BEGIN RECORDS FOR THIS TASK

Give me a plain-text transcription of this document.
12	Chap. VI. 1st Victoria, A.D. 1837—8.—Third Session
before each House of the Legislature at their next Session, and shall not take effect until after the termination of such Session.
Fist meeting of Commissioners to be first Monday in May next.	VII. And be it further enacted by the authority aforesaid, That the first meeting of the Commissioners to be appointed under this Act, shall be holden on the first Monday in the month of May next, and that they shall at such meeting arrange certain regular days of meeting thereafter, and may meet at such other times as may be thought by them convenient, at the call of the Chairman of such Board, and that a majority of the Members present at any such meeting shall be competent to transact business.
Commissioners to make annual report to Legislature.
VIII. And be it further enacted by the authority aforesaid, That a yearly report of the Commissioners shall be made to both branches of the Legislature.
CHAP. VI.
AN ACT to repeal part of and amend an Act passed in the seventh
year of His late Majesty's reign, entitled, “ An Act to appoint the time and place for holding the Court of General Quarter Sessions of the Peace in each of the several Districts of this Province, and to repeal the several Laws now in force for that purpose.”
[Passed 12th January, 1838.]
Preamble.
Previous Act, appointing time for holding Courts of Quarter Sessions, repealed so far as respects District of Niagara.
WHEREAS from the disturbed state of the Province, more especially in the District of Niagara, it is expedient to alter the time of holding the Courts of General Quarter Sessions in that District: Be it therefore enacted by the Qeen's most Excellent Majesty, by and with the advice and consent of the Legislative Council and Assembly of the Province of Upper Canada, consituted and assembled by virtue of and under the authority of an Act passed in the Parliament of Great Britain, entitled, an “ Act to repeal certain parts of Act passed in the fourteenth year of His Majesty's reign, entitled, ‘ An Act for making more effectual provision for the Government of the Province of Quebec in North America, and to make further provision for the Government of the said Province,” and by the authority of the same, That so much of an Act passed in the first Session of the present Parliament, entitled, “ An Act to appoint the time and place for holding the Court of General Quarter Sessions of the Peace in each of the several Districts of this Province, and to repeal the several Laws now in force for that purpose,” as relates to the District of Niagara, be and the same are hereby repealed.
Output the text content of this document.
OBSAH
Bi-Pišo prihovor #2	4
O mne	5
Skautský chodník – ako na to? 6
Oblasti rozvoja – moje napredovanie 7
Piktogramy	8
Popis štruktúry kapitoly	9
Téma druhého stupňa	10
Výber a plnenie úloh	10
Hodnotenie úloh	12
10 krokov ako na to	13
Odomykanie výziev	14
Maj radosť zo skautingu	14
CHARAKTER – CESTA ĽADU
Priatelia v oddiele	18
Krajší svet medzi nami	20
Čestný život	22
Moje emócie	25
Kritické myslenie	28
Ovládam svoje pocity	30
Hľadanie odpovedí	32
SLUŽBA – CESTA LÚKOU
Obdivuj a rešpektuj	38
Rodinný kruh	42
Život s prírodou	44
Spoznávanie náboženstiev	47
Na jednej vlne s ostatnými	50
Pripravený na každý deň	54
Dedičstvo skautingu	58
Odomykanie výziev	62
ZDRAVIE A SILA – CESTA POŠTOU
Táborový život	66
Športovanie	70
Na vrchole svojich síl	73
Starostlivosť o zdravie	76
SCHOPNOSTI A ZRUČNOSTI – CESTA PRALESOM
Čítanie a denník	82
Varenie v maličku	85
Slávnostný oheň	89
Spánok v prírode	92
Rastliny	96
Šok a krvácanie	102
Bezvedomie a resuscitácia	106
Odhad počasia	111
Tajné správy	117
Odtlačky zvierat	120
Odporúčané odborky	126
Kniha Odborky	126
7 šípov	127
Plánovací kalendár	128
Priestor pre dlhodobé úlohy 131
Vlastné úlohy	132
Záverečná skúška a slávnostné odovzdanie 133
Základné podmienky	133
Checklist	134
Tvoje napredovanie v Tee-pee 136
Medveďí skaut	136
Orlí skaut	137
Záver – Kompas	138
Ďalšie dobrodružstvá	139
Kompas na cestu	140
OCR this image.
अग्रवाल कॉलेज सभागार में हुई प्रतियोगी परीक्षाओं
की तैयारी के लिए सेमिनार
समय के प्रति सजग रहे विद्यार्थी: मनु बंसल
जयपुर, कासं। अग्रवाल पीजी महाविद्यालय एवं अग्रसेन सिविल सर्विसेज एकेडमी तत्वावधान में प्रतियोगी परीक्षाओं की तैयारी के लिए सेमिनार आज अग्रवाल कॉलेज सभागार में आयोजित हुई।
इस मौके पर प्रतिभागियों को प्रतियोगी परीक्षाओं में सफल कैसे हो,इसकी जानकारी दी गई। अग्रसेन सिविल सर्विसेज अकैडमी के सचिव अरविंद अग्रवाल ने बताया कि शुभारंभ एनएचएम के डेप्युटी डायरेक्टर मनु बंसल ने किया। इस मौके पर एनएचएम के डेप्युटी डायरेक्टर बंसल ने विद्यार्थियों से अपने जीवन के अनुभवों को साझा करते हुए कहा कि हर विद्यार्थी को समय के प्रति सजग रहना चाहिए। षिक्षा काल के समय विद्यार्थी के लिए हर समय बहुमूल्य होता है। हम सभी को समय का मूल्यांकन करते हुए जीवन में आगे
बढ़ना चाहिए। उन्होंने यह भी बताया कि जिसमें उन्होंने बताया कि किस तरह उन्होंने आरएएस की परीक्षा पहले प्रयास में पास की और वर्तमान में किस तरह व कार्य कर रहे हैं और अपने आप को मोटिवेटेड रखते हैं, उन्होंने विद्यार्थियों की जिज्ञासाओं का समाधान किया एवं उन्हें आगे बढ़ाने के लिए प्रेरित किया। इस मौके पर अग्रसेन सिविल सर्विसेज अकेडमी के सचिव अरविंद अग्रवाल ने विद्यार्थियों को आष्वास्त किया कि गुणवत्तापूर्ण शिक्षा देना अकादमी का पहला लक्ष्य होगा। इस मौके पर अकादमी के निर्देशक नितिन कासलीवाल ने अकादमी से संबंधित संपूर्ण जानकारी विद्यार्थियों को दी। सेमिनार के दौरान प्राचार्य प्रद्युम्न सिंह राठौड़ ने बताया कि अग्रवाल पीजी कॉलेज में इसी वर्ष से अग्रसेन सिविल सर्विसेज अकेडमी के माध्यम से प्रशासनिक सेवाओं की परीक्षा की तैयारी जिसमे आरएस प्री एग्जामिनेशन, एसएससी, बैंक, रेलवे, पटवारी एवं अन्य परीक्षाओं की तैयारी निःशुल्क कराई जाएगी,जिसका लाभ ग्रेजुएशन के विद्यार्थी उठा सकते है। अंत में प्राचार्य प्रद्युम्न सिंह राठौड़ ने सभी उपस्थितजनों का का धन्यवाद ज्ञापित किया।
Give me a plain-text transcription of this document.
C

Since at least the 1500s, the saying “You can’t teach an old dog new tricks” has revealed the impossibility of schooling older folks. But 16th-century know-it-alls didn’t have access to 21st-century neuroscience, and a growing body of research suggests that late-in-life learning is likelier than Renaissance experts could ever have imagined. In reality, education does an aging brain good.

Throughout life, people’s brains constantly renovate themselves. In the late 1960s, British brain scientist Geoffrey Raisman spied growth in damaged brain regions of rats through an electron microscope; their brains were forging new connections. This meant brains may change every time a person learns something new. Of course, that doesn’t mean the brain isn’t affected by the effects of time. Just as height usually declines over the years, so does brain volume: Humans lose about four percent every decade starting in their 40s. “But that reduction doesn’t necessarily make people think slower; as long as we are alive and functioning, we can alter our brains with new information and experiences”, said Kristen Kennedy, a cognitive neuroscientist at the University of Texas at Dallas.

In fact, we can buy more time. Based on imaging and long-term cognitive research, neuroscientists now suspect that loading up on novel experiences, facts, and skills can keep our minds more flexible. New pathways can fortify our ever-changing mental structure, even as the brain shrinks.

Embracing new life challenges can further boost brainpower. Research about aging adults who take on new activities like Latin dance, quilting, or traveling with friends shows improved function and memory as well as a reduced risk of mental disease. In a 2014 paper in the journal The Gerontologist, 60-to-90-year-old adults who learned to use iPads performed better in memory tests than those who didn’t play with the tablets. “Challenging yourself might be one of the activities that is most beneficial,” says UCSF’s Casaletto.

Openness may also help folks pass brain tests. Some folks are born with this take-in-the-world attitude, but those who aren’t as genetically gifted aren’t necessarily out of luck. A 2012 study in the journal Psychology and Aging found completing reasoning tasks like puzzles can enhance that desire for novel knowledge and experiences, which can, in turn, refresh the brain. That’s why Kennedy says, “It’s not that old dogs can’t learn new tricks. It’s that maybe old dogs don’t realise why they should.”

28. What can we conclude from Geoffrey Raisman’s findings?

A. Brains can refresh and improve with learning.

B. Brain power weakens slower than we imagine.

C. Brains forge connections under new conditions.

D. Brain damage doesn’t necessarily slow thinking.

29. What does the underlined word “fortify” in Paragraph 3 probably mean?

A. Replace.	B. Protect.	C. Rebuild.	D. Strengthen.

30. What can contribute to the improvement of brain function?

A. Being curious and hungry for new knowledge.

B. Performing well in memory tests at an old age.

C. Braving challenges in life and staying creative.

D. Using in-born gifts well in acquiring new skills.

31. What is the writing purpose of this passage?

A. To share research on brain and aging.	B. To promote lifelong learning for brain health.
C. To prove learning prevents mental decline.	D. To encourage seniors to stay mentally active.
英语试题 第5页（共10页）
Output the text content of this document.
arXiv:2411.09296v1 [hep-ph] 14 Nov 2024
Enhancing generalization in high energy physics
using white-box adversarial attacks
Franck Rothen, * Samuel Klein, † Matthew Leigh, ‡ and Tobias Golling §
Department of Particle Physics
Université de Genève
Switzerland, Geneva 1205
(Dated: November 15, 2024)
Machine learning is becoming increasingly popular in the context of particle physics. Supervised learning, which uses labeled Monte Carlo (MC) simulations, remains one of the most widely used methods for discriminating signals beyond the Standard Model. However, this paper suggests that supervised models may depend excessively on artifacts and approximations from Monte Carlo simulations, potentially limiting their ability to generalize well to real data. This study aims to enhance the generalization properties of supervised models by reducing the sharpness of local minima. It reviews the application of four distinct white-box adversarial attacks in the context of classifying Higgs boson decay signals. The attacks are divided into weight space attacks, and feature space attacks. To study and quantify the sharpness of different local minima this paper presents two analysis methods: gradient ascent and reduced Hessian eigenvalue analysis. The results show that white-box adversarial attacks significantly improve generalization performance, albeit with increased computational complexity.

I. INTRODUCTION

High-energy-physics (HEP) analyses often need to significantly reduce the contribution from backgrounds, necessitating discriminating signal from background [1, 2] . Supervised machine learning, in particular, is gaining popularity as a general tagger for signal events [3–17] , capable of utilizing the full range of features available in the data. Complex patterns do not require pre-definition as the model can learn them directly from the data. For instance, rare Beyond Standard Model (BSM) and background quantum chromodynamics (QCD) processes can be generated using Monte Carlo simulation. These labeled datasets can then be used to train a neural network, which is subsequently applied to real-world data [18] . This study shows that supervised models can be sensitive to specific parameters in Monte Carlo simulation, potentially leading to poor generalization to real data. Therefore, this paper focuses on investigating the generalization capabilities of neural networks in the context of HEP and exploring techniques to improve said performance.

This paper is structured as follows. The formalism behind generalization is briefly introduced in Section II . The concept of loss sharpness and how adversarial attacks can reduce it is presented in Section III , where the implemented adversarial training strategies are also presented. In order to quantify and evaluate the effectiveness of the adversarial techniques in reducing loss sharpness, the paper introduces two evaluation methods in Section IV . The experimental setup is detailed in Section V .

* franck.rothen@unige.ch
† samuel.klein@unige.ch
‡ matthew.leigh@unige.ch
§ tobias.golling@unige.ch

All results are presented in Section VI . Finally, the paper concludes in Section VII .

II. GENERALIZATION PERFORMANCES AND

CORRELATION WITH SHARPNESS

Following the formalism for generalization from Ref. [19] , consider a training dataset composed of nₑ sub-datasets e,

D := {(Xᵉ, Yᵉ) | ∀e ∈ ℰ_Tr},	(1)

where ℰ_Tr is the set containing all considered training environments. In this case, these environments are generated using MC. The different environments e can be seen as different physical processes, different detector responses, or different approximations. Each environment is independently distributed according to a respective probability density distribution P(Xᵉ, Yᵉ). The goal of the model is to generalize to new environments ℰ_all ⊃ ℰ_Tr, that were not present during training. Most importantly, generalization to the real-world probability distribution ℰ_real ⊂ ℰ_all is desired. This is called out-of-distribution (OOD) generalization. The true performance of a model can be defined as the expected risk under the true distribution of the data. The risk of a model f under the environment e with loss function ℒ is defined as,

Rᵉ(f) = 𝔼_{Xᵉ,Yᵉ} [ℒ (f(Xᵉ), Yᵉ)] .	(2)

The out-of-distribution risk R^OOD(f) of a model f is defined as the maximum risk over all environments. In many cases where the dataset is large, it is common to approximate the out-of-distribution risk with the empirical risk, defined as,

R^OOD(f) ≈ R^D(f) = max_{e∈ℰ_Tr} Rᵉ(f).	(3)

END RECORDS FOR THIS TASK

= GOAL =
Track down all lines above with the string "skills" and copy them.

= FINAL ANSWER =
In fact, we can buy more time. Based on imaging and long-term cognitive research, neuroscientists now suspect that loading up on novel experiences, facts, and skills can keep our minds more flexible. New pathways can fortify our ever-changing mental structure, even as the brain shrinks.
D. Using in-born gifts well in acquiring new skills.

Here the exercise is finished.